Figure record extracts
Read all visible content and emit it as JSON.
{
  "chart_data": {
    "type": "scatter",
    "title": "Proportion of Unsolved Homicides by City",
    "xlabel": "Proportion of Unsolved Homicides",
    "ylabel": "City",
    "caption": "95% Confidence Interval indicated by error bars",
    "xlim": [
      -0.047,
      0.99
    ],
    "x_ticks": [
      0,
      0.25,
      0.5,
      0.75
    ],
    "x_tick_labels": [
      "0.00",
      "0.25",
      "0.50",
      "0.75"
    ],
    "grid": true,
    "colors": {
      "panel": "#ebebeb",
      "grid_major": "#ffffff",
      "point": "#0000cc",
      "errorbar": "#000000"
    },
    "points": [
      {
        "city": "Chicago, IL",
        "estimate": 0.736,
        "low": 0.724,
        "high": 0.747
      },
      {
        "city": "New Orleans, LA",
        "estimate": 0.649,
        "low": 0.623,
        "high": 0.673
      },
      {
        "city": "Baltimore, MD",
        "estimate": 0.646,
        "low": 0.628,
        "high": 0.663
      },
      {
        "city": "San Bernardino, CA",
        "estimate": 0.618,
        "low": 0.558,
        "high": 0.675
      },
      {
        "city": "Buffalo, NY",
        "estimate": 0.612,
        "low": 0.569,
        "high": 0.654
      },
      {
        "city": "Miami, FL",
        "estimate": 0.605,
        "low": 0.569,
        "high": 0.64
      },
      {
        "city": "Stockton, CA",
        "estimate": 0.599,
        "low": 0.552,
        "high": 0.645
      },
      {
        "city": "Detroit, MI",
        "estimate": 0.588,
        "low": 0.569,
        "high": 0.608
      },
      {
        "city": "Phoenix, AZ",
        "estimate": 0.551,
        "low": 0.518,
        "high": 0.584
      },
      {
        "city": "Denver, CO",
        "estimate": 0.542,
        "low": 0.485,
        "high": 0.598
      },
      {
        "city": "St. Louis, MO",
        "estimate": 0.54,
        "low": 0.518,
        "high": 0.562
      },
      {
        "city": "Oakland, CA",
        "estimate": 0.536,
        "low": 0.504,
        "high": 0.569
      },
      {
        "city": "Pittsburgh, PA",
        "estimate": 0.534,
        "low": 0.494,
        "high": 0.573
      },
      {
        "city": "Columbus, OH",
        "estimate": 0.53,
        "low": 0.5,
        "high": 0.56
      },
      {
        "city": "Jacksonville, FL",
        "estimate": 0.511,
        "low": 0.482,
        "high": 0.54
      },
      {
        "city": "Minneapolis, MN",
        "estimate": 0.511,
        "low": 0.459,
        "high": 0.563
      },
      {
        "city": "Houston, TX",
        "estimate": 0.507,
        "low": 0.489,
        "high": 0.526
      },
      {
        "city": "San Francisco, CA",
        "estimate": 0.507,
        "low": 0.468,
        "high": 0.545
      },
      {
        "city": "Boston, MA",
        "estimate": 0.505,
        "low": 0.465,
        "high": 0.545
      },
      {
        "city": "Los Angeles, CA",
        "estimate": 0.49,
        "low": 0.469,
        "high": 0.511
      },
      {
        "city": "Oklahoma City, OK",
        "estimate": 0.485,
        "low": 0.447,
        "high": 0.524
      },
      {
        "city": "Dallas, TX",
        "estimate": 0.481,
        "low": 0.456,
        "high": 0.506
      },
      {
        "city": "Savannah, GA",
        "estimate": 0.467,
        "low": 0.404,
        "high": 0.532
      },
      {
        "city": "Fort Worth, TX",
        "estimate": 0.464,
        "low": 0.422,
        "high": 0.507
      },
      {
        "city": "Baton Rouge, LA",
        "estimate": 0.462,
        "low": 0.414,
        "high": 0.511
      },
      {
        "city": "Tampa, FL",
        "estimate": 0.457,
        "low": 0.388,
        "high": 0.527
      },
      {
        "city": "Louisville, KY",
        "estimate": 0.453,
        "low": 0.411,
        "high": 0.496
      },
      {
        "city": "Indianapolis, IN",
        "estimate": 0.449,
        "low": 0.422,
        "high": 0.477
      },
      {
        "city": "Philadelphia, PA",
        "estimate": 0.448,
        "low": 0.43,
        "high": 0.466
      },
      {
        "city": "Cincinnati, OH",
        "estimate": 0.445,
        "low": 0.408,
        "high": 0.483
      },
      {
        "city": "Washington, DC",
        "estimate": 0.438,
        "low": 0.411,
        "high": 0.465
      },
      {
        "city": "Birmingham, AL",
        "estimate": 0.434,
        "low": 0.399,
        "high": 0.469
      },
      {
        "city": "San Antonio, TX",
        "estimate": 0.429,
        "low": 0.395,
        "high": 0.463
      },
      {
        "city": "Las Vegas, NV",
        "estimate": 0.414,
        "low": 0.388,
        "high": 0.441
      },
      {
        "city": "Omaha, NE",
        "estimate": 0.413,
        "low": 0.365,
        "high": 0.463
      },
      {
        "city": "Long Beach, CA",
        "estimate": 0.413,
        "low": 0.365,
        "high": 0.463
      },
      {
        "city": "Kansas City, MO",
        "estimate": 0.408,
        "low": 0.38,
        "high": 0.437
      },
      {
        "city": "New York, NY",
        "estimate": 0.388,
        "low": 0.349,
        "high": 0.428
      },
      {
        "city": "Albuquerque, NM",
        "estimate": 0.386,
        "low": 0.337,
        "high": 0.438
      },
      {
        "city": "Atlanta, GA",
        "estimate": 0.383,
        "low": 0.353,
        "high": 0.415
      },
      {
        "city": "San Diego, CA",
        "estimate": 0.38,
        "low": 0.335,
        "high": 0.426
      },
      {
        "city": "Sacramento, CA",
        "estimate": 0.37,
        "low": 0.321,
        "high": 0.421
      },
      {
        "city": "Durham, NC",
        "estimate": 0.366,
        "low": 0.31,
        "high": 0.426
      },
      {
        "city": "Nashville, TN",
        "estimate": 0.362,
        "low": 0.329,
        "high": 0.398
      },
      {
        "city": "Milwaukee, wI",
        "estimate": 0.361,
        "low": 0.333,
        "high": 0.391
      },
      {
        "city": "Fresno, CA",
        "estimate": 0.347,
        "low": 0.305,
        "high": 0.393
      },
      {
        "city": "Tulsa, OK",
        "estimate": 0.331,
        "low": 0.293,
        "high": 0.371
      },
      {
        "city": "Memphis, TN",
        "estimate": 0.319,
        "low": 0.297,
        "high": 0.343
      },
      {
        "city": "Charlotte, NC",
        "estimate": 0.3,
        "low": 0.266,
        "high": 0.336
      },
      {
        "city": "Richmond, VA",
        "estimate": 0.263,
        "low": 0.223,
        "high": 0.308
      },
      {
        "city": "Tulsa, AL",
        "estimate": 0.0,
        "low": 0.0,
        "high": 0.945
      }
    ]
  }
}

Written instruction: Write out every record shown above, word for word.

Exercise result:
Read all visible content and emit it as JSON.
{
  "chart_data": {
    "type": "scatter",
    "title": "Proportion of Unsolved Homicides by City",
    "xlabel": "Proportion of Unsolved Homicides",
    "ylabel": "City",
    "caption": "95% Confidence Interval indicated by error bars",
    "xlim": [
      -0.047,
      0.99
    ],
    "x_ticks": [
      0,
      0.25,
      0.5,
      0.75
    ],
    "x_tick_labels": [
      "0.00",
      "0.25",
      "0.50",
      "0.75"
    ],
    "grid": true,
    "colors": {
      "panel": "#ebebeb",
      "grid_major": "#ffffff",
      "point": "#0000cc",
      "errorbar": "#000000"
    },
    "points": [
      {
        "city": "Chicago, IL",
        "estimate": 0.736,
        "low": 0.724,
        "high": 0.747
      },
      {
        "city": "New Orleans, LA",
        "estimate": 0.649,
        "low": 0.623,
        "high": 0.673
      },
      {
        "city": "Baltimore, MD",
        "estimate": 0.646,
        "low": 0.628,
        "high": 0.663
      },
      {
        "city": "San Bernardino, CA",
        "estimate": 0.618,
        "low": 0.558,
        "high": 0.675
      },
      {
        "city": "Buffalo, NY",
        "estimate": 0.612,
        "low": 0.569,
        "high": 0.654
      },
      {
        "city": "Miami, FL",
        "estimate": 0.605,
        "low": 0.569,
        "high": 0.64
      },
      {
        "city": "Stockton, CA",
        "estimate": 0.599,
        "low": 0.552,
        "high": 0.645
      },
      {
        "city": "Detroit, MI",
        "estimate": 0.588,
        "low": 0.569,
        "high": 0.608
      },
      {
        "city": "Phoenix, AZ",
        "estimate": 0.551,
        "low": 0.518,
        "high": 0.584
      },
      {
        "city": "Denver, CO",
        "estimate": 0.542,
        "low": 0.485,
        "high": 0.598
      },
      {
        "city": "St. Louis, MO",
        "estimate": 0.54,
        "low": 0.518,
        "high": 0.562
      },
      {
        "city": "Oakland, CA",
        "estimate": 0.536,
        "low": 0.504,
        "high": 0.569
      },
      {
        "city": "Pittsburgh, PA",
        "estimate": 0.534,
        "low": 0.494,
        "high": 0.573
      },
      {
        "city": "Columbus, OH",
        "estimate": 0.53,
        "low": 0.5,
        "high": 0.56
      },
      {
        "city": "Jacksonville, FL",
        "estimate": 0.511,
        "low": 0.482,
        "high": 0.54
      },
      {
        "city": "Minneapolis, MN",
        "estimate": 0.511,
        "low": 0.459,
        "high": 0.563
      },
      {
        "city": "Houston, TX",
        "estimate": 0.507,
        "low": 0.489,
        "high": 0.526
      },
      {
        "city": "San Francisco, CA",
        "estimate": 0.507,
        "low": 0.468,
        "high": 0.545
      },
      {
        "city": "Boston, MA",
        "estimate": 0.505,
        "low": 0.465,
        "high": 0.545
      },
      {
        "city": "Los Angeles, CA",
        "estimate": 0.49,
        "low": 0.469,
        "high": 0.511
      },
      {
        "city": "Oklahoma City, OK",
        "estimate": 0.485,
        "low": 0.447,
        "high": 0.524
      },
      {
        "city": "Dallas, TX",
        "estimate": 0.481,
        "low": 0.456,
        "high": 0.506
      },
      {
        "city": "Savannah, GA",
        "estimate": 0.467,
        "low": 0.404,
        "high": 0.532
      },
      {
        "city": "Fort Worth, TX",
        "estimate": 0.464,
        "low": 0.422,
        "high": 0.507
      },
      {
        "city": "Baton Rouge, LA",
        "estimate": 0.462,
        "low": 0.414,
        "high": 0.511
      },
      {
        "city": "Tampa, FL",
        "estimate": 0.457,
        "low": 0.388,
        "high": 0.527
      },
      {
        "city": "Louisville, KY",
        "estimate": 0.453,
        "low": 0.411,
        "high": 0.496
      },
      {
        "city": "Indianapolis, IN",
        "estimate": 0.449,
        "low": 0.422,
        "high": 0.477
      },
      {
        "city": "Philadelphia, PA",
        "estimate": 0.448,
        "low": 0.43,
        "high": 0.466
      },
      {
        "city": "Cincinnati, OH",
        "estimate": 0.445,
        "low": 0.408,
        "high": 0.483
      },
      {
        "city": "Washington, DC",
        "estimate": 0.438,
        "low": 0.411,
        "high": 0.465
      },
      {
        "city": "Birmingham, AL",
        "estimate": 0.434,
        "low": 0.399,
        "high": 0.469
      },
      {
        "city": "San Antonio, TX",
        "estimate": 0.429,
        "low": 0.395,
        "high": 0.463
      },
      {
        "city": "Las Vegas, NV",
        "estimate": 0.414,
        "low": 0.388,
        "high": 0.441
      },
      {
        "city": "Omaha, NE",
        "estimate": 0.413,
        "low": 0.365,
        "high": 0.463
      },
      {
        "city": "Long Beach, CA",
        "estimate": 0.413,
        "low": 0.365,
        "high": 0.463
      },
      {
        "city": "Kansas City, MO",
        "estimate": 0.408,
        "low": 0.38,
        "high": 0.437
      },
      {
        "city": "New York, NY",
        "estimate": 0.388,
        "low": 0.349,
        "high": 0.428
      },
      {
        "city": "Albuquerque, NM",
        "estimate": 0.386,
        "low": 0.337,
        "high": 0.438
      },
      {
        "city": "Atlanta, GA",
        "estimate": 0.383,
        "low": 0.353,
        "high": 0.415
      },
      {
        "city": "San Diego, CA",
        "estimate": 0.38,
        "low": 0.335,
        "high": 0.426
      },
      {
        "city": "Sacramento, CA",
        "estimate": 0.37,
        "low": 0.321,
        "high": 0.421
      },
      {
        "city": "Durham, NC",
        "estimate": 0.366,
        "low": 0.31,
        "high": 0.426
      },
      {
        "city": "Nashville, TN",
        "estimate": 0.362,
        "low": 0.329,
        "high": 0.398
      },
      {
        "city": "Milwaukee, wI",
        "estimate": 0.361,
        "low": 0.333,
        "high": 0.391
      },
      {
        "city": "Fresno, CA",
        "estimate": 0.347,
        "low": 0.305,
        "high": 0.393
      },
      {
        "city": "Tulsa, OK",
        "estimate": 0.331,
        "low": 0.293,
        "high": 0.371
      },
      {
        "city": "Memphis, TN",
        "estimate": 0.319,
        "low": 0.297,
        "high": 0.343
      },
      {
        "city": "Charlotte, NC",
        "estimate": 0.3,
        "low": 0.266,
        "high": 0.336
      },
      {
        "city": "Richmond, VA",
        "estimate": 0.263,
        "low": 0.223,
        "high": 0.308
      },
      {
        "city": "Tulsa, AL",
        "estimate": 0.0,
        "low": 0.0,
        "high": 0.945
      }
    ]
  }
}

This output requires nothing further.